> **The task**
Will you quote only the lines starting at the one that contains "What text is on this page?" and ending with the last line of the listing below, inclusive?

####

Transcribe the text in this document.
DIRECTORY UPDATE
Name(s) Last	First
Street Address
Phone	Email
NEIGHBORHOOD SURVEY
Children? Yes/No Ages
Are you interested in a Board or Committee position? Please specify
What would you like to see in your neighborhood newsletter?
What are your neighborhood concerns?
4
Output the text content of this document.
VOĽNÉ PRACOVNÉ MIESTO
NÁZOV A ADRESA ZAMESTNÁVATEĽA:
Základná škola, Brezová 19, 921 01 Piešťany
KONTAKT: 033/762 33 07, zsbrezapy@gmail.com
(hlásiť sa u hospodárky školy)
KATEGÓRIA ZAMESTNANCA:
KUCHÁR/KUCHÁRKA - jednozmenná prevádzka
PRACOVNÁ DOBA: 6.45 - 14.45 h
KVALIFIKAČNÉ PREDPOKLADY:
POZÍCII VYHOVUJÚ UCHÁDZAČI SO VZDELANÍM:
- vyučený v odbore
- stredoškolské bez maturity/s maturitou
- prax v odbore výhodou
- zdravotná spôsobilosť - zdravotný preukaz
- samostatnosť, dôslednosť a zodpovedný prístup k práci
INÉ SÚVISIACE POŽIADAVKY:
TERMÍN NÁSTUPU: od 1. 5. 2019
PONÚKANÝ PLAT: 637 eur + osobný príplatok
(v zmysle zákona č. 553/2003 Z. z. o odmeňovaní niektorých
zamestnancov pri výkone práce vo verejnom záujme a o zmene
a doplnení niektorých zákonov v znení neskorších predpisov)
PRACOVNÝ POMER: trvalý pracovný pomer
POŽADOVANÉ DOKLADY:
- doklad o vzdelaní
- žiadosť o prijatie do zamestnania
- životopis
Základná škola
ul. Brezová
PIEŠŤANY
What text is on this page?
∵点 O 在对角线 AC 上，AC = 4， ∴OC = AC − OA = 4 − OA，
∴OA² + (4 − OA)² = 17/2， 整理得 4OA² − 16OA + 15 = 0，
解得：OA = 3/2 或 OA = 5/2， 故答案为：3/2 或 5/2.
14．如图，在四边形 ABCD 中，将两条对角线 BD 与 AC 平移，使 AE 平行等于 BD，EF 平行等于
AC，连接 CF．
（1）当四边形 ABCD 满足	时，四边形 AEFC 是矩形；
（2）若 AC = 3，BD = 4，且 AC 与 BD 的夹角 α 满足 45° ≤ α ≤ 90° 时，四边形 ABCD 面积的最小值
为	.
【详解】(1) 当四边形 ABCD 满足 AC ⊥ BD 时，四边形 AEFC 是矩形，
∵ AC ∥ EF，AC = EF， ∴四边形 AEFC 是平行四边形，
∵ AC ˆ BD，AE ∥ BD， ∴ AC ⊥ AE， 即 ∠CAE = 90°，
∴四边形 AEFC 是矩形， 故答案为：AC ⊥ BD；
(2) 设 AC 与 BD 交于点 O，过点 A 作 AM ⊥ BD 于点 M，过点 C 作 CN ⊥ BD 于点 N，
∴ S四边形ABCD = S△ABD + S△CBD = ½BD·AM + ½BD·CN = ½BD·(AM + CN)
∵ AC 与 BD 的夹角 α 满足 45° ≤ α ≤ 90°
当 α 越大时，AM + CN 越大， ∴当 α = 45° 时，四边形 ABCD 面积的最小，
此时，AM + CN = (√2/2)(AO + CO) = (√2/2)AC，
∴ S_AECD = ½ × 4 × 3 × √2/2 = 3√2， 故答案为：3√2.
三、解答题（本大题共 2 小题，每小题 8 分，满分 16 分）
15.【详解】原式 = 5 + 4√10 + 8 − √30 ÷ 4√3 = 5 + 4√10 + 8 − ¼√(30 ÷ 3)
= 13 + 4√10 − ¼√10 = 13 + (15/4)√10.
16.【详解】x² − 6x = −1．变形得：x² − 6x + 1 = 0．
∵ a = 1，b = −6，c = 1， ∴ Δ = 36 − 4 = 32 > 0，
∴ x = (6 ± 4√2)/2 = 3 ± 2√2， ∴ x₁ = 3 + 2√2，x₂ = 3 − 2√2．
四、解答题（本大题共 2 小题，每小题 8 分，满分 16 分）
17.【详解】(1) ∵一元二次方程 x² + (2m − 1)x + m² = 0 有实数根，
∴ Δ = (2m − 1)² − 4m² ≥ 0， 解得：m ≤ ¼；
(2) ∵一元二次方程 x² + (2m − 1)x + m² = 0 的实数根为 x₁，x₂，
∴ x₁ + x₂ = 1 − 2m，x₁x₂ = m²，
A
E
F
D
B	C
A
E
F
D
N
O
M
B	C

####

> **Solution to this exercise**
What text is on this page?
∵点 O 在对角线 AC 上，AC = 4， ∴OC = AC − OA = 4 − OA，
∴OA² + (4 − OA)² = 17/2， 整理得 4OA² − 16OA + 15 = 0，
解得：OA = 3/2 或 OA = 5/2， 故答案为：3/2 或 5/2.
14．如图，在四边形 ABCD 中，将两条对角线 BD 与 AC 平移，使 AE 平行等于 BD，EF 平行等于
AC，连接 CF．
（1）当四边形 ABCD 满足	时，四边形 AEFC 是矩形；
（2）若 AC = 3，BD = 4，且 AC 与 BD 的夹角 α 满足 45° ≤ α ≤ 90° 时，四边形 ABCD 面积的最小值
为	.
【详解】(1) 当四边形 ABCD 满足 AC ⊥ BD 时，四边形 AEFC 是矩形，
∵ AC ∥ EF，AC = EF， ∴四边形 AEFC 是平行四边形，
∵ AC ˆ BD，AE ∥ BD， ∴ AC ⊥ AE， 即 ∠CAE = 90°，
∴四边形 AEFC 是矩形， 故答案为：AC ⊥ BD；
(2) 设 AC 与 BD 交于点 O，过点 A 作 AM ⊥ BD 于点 M，过点 C 作 CN ⊥ BD 于点 N，
∴ S四边形ABCD = S△ABD + S△CBD = ½BD·AM + ½BD·CN = ½BD·(AM + CN)
∵ AC 与 BD 的夹角 α 满足 45° ≤ α ≤ 90°
当 α 越大时，AM + CN 越大， ∴当 α = 45° 时，四边形 ABCD 面积的最小，
此时，AM + CN = (√2/2)(AO + CO) = (√2/2)AC，
∴ S_AECD = ½ × 4 × 3 × √2/2 = 3√2， 故答案为：3√2.
三、解答题（本大题共 2 小题，每小题 8 分，满分 16 分）
15.【详解】原式 = 5 + 4√10 + 8 − √30 ÷ 4√3 = 5 + 4√10 + 8 − ¼√(30 ÷ 3)
= 13 + 4√10 − ¼√10 = 13 + (15/4)√10.
16.【详解】x² − 6x = −1．变形得：x² − 6x + 1 = 0．
∵ a = 1，b = −6，c = 1， ∴ Δ = 36 − 4 = 32 > 0，
∴ x = (6 ± 4√2)/2 = 3 ± 2√2， ∴ x₁ = 3 + 2√2，x₂ = 3 − 2√2．
四、解答题（本大题共 2 小题，每小题 8 分，满分 16 分）
17.【详解】(1) ∵一元二次方程 x² + (2m − 1)x + m² = 0 有实数根，
∴ Δ = (2m − 1)² − 4m² ≥ 0， 解得：m ≤ ¼；
(2) ∵一元二次方程 x² + (2m − 1)x + m² = 0 的实数根为 x₁，x₂，
∴ x₁ + x₂ = 1 − 2m，x₁x₂ = m²，
A
E
F
D
B	C
A
E
F
D
N
O
M
B	C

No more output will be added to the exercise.